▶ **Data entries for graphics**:

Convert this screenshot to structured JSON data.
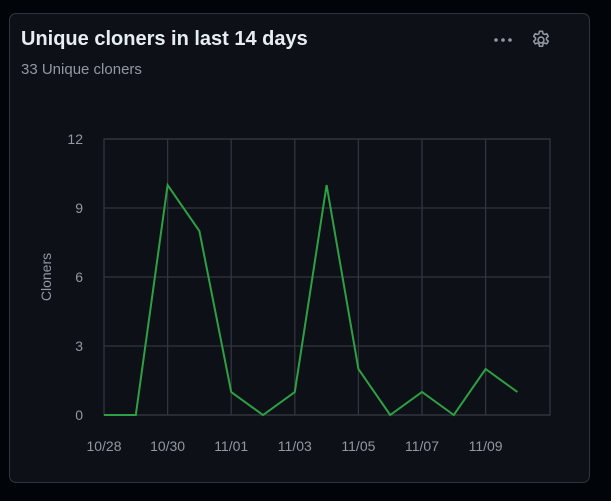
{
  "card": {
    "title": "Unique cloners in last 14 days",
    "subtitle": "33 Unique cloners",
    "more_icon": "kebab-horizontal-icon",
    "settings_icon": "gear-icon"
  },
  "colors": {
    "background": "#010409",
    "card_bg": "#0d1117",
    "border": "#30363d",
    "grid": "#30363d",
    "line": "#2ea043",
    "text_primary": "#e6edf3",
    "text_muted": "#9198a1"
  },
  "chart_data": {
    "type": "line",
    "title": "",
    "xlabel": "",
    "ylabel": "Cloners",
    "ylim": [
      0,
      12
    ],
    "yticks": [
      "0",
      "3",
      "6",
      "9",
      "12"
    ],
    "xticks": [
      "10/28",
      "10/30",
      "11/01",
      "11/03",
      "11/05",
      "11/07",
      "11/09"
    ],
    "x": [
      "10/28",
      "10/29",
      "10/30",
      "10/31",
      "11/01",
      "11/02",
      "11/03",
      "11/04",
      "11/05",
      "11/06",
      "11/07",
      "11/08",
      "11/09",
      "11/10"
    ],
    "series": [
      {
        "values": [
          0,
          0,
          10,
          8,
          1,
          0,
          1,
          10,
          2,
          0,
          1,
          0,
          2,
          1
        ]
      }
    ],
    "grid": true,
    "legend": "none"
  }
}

▶ **What is expected**: Filter the records, keeping only lines that contain "Unique", and show those lines.

▶ **Result for this exercise**:
    "title": "Unique cloners in last 14 days",
    "subtitle": "33 Unique cloners",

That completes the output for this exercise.